_WRITTEN PROBLEM_.
For the data below, work out how many lines include the string "capital" and report only the number.

Data entries:
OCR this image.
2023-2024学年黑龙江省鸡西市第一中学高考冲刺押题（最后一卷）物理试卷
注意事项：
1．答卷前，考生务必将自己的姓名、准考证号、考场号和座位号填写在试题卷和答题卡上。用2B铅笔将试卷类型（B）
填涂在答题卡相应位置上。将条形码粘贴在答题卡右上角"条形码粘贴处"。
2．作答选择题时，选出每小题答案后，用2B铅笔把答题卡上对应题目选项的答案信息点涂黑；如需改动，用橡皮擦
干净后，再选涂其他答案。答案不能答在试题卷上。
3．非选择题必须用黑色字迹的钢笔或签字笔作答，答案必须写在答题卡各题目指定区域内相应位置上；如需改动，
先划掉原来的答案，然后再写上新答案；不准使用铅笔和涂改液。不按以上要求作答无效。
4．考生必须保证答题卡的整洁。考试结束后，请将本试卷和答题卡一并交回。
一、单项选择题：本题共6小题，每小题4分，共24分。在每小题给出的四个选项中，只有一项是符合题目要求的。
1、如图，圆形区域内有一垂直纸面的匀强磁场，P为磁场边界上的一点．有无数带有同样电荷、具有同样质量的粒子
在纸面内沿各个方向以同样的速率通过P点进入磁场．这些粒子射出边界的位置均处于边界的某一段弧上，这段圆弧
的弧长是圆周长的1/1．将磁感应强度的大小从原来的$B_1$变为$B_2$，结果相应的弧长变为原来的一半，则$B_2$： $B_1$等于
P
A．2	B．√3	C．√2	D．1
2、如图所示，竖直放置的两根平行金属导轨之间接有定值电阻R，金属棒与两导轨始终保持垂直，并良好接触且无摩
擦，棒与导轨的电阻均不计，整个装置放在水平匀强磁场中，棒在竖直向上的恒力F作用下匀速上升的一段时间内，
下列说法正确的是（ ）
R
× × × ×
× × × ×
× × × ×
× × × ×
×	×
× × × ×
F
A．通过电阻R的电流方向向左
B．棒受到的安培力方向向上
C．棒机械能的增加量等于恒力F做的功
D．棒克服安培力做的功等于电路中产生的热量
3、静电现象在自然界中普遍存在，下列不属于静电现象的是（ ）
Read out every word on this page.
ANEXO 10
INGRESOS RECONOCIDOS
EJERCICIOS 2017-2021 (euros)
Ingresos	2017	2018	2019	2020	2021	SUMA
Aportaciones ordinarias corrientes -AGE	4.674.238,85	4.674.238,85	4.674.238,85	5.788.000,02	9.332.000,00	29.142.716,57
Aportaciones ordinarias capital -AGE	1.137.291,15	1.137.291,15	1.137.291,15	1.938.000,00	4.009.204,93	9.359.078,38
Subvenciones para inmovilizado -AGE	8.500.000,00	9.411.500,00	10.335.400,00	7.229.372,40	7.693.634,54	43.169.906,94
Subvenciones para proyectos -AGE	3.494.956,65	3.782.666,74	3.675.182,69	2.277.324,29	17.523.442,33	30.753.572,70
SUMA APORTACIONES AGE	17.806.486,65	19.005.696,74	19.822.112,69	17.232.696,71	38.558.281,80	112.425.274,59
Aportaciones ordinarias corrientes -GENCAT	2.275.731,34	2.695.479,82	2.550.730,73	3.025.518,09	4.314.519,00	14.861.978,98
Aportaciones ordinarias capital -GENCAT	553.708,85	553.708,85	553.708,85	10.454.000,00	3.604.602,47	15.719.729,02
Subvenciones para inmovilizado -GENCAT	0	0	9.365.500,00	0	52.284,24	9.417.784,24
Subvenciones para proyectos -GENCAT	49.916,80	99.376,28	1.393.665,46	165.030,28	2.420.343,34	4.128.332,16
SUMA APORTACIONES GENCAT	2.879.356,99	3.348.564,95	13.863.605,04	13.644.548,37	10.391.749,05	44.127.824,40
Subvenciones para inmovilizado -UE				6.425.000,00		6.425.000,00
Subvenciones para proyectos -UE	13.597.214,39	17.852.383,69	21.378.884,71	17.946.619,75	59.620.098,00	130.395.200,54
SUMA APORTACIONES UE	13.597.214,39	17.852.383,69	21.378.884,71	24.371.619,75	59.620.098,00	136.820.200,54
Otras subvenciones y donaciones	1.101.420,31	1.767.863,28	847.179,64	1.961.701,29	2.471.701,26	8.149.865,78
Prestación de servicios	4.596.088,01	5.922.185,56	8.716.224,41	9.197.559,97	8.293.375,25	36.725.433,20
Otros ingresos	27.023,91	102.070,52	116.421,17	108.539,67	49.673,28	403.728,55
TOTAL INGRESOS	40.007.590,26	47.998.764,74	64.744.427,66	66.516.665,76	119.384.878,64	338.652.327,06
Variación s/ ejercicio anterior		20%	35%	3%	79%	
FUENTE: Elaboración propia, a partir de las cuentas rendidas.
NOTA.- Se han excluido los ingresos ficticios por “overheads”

_COMPLETE ANSWER_.
2